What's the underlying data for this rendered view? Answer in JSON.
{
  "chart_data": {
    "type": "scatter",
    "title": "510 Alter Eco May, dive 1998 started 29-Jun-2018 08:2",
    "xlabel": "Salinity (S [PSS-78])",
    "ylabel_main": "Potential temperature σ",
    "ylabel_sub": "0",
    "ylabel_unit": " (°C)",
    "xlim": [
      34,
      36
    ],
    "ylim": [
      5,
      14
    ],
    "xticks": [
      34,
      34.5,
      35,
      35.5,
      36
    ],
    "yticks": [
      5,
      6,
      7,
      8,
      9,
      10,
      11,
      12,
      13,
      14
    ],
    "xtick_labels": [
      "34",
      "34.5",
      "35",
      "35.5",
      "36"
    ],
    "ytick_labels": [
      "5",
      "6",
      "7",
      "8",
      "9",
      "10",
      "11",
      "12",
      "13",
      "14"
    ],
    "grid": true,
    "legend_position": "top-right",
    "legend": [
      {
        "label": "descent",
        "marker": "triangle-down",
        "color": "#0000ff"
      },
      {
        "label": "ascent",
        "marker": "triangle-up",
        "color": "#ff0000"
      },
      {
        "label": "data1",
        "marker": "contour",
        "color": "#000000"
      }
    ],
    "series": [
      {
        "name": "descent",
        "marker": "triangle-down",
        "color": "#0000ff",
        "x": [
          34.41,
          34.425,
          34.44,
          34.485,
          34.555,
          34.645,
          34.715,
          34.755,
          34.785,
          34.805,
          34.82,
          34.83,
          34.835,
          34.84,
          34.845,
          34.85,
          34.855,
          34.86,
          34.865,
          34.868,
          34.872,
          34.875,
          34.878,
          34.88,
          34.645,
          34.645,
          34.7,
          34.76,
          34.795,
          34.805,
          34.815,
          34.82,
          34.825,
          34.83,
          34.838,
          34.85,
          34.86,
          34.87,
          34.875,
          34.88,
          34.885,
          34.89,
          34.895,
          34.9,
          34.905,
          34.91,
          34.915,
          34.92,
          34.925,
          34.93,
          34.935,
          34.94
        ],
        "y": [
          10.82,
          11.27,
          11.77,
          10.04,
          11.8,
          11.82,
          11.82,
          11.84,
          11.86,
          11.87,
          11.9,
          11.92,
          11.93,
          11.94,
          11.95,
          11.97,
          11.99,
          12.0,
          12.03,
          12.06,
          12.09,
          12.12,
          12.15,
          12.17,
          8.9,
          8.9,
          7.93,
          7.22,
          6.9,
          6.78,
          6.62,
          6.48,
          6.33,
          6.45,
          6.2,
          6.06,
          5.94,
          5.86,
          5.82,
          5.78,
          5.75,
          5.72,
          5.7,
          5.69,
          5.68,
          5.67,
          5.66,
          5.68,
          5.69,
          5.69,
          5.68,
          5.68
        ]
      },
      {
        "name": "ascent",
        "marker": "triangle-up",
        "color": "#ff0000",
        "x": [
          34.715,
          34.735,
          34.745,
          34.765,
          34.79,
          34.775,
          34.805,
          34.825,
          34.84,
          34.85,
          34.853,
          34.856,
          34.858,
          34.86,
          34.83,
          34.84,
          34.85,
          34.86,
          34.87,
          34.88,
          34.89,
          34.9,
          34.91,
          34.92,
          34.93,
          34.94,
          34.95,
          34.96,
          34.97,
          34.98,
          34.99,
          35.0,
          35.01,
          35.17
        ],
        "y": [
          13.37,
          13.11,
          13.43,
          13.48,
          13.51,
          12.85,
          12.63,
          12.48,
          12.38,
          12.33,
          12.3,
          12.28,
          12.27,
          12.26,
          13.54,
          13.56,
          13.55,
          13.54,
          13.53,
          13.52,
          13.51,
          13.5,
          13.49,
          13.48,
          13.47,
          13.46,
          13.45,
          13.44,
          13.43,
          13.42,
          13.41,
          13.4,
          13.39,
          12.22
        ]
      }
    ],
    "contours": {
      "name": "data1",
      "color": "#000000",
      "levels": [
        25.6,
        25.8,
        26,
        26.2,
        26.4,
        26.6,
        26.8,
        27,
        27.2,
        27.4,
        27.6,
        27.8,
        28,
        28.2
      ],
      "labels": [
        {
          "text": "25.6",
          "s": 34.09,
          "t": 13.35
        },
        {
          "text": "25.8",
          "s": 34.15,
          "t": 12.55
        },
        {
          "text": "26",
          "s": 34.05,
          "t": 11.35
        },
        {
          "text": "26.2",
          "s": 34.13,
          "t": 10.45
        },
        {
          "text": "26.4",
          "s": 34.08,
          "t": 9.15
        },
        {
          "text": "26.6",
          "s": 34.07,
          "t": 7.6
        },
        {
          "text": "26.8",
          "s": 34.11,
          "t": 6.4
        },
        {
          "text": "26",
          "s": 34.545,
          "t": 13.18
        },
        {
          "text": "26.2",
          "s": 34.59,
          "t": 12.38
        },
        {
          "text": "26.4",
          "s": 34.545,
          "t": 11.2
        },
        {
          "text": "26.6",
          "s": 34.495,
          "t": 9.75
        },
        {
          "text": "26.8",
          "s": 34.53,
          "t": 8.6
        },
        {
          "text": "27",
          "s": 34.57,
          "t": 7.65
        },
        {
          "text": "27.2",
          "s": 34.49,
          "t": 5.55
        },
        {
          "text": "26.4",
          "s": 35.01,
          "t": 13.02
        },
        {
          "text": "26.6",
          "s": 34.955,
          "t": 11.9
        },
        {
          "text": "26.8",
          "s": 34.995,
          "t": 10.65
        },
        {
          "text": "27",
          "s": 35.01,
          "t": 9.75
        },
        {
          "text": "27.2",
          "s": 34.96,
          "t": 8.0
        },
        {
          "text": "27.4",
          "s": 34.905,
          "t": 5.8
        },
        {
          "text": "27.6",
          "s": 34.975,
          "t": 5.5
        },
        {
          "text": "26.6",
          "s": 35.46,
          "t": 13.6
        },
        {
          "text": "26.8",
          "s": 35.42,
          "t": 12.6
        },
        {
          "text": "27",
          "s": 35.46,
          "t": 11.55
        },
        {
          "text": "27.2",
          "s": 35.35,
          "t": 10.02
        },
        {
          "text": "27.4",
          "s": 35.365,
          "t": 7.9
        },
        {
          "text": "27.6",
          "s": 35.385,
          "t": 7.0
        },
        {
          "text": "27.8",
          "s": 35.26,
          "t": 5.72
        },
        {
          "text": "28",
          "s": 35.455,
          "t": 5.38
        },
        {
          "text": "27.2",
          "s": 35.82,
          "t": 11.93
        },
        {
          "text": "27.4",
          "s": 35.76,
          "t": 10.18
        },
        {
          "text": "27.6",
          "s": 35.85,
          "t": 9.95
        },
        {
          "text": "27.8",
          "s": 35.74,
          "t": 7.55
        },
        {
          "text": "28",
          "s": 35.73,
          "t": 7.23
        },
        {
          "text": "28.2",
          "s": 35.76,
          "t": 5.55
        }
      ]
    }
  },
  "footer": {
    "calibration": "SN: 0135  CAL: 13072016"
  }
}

■ What to do
Repeat the entries exactly, all of them.

■ Solution to the exercise
What's the underlying data for this rendered view? Answer in JSON.
{
  "chart_data": {
    "type": "scatter",
    "title": "510 Alter Eco May, dive 1998 started 29-Jun-2018 08:2",
    "xlabel": "Salinity (S [PSS-78])",
    "ylabel_main": "Potential temperature σ",
    "ylabel_sub": "0",
    "ylabel_unit": " (°C)",
    "xlim": [
      34,
      36
    ],
    "ylim": [
      5,
      14
    ],
    "xticks": [
      34,
      34.5,
      35,
      35.5,
      36
    ],
    "yticks": [
      5,
      6,
      7,
      8,
      9,
      10,
      11,
      12,
      13,
      14
    ],
    "xtick_labels": [
      "34",
      "34.5",
      "35",
      "35.5",
      "36"
    ],
    "ytick_labels": [
      "5",
      "6",
      "7",
      "8",
      "9",
      "10",
      "11",
      "12",
      "13",
      "14"
    ],
    "grid": true,
    "legend_position": "top-right",
    "legend": [
      {
        "label": "descent",
        "marker": "triangle-down",
        "color": "#0000ff"
      },
      {
        "label": "ascent",
        "marker": "triangle-up",
        "color": "#ff0000"
      },
      {
        "label": "data1",
        "marker": "contour",
        "color": "#000000"
      }
    ],
    "series": [
      {
        "name": "descent",
        "marker": "triangle-down",
        "color": "#0000ff",
        "x": [
          34.41,
          34.425,
          34.44,
          34.485,
          34.555,
          34.645,
          34.715,
          34.755,
          34.785,
          34.805,
          34.82,
          34.83,
          34.835,
          34.84,
          34.845,
          34.85,
          34.855,
          34.86,
          34.865,
          34.868,
          34.872,
          34.875,
          34.878,
          34.88,
          34.645,
          34.645,
          34.7,
          34.76,
          34.795,
          34.805,
          34.815,
          34.82,
          34.825,
          34.83,
          34.838,
          34.85,
          34.86,
          34.87,
          34.875,
          34.88,
          34.885,
          34.89,
          34.895,
          34.9,
          34.905,
          34.91,
          34.915,
          34.92,
          34.925,
          34.93,
          34.935,
          34.94
        ],
        "y": [
          10.82,
          11.27,
          11.77,
          10.04,
          11.8,
          11.82,
          11.82,
          11.84,
          11.86,
          11.87,
          11.9,
          11.92,
          11.93,
          11.94,
          11.95,
          11.97,
          11.99,
          12.0,
          12.03,
          12.06,
          12.09,
          12.12,
          12.15,
          12.17,
          8.9,
          8.9,
          7.93,
          7.22,
          6.9,
          6.78,
          6.62,
          6.48,
          6.33,
          6.45,
          6.2,
          6.06,
          5.94,
          5.86,
          5.82,
          5.78,
          5.75,
          5.72,
          5.7,
          5.69,
          5.68,
          5.67,
          5.66,
          5.68,
          5.69,
          5.69,
          5.68,
          5.68
        ]
      },
      {
        "name": "ascent",
        "marker": "triangle-up",
        "color": "#ff0000",
        "x": [
          34.715,
          34.735,
          34.745,
          34.765,
          34.79,
          34.775,
          34.805,
          34.825,
          34.84,
          34.85,
          34.853,
          34.856,
          34.858,
          34.86,
          34.83,
          34.84,
          34.85,
          34.86,
          34.87,
          34.88,
          34.89,
          34.9,
          34.91,
          34.92,
          34.93,
          34.94,
          34.95,
          34.96,
          34.97,
          34.98,
          34.99,
          35.0,
          35.01,
          35.17
        ],
        "y": [
          13.37,
          13.11,
          13.43,
          13.48,
          13.51,
          12.85,
          12.63,
          12.48,
          12.38,
          12.33,
          12.3,
          12.28,
          12.27,
          12.26,
          13.54,
          13.56,
          13.55,
          13.54,
          13.53,
          13.52,
          13.51,
          13.5,
          13.49,
          13.48,
          13.47,
          13.46,
          13.45,
          13.44,
          13.43,
          13.42,
          13.41,
          13.4,
          13.39,
          12.22
        ]
      }
    ],
    "contours": {
      "name": "data1",
      "color": "#000000",
      "levels": [
        25.6,
        25.8,
        26,
        26.2,
        26.4,
        26.6,
        26.8,
        27,
        27.2,
        27.4,
        27.6,
        27.8,
        28,
        28.2
      ],
      "labels": [
        {
          "text": "25.6",
          "s": 34.09,
          "t": 13.35
        },
        {
          "text": "25.8",
          "s": 34.15,
          "t": 12.55
        },
        {
          "text": "26",
          "s": 34.05,
          "t": 11.35
        },
        {
          "text": "26.2",
          "s": 34.13,
          "t": 10.45
        },
        {
          "text": "26.4",
          "s": 34.08,
          "t": 9.15
        },
        {
          "text": "26.6",
          "s": 34.07,
          "t": 7.6
        },
        {
          "text": "26.8",
          "s": 34.11,
          "t": 6.4
        },
        {
          "text": "26",
          "s": 34.545,
          "t": 13.18
        },
        {
          "text": "26.2",
          "s": 34.59,
          "t": 12.38
        },
        {
          "text": "26.4",
          "s": 34.545,
          "t": 11.2
        },
        {
          "text": "26.6",
          "s": 34.495,
          "t": 9.75
        },
        {
          "text": "26.8",
          "s": 34.53,
          "t": 8.6
        },
        {
          "text": "27",
          "s": 34.57,
          "t": 7.65
        },
        {
          "text": "27.2",
          "s": 34.49,
          "t": 5.55
        },
        {
          "text": "26.4",
          "s": 35.01,
          "t": 13.02
        },
        {
          "text": "26.6",
          "s": 34.955,
          "t": 11.9
        },
        {
          "text": "26.8",
          "s": 34.995,
          "t": 10.65
        },
        {
          "text": "27",
          "s": 35.01,
          "t": 9.75
        },
        {
          "text": "27.2",
          "s": 34.96,
          "t": 8.0
        },
        {
          "text": "27.4",
          "s": 34.905,
          "t": 5.8
        },
        {
          "text": "27.6",
          "s": 34.975,
          "t": 5.5
        },
        {
          "text": "26.6",
          "s": 35.46,
          "t": 13.6
        },
        {
          "text": "26.8",
          "s": 35.42,
          "t": 12.6
        },
        {
          "text": "27",
          "s": 35.46,
          "t": 11.55
        },
        {
          "text": "27.2",
          "s": 35.35,
          "t": 10.02
        },
        {
          "text": "27.4",
          "s": 35.365,
          "t": 7.9
        },
        {
          "text": "27.6",
          "s": 35.385,
          "t": 7.0
        },
        {
          "text": "27.8",
          "s": 35.26,
          "t": 5.72
        },
        {
          "text": "28",
          "s": 35.455,
          "t": 5.38
        },
        {
          "text": "27.2",
          "s": 35.82,
          "t": 11.93
        },
        {
          "text": "27.4",
          "s": 35.76,
          "t": 10.18
        },
        {
          "text": "27.6",
          "s": 35.85,
          "t": 9.95
        },
        {
          "text": "27.8",
          "s": 35.74,
          "t": 7.55
        },
        {
          "text": "28",
          "s": 35.73,
          "t": 7.23
        },
        {
          "text": "28.2",
          "s": 35.76,
          "t": 5.55
        }
      ]
    }
  },
  "footer": {
    "calibration": "SN: 0135  CAL: 13072016"
  }
}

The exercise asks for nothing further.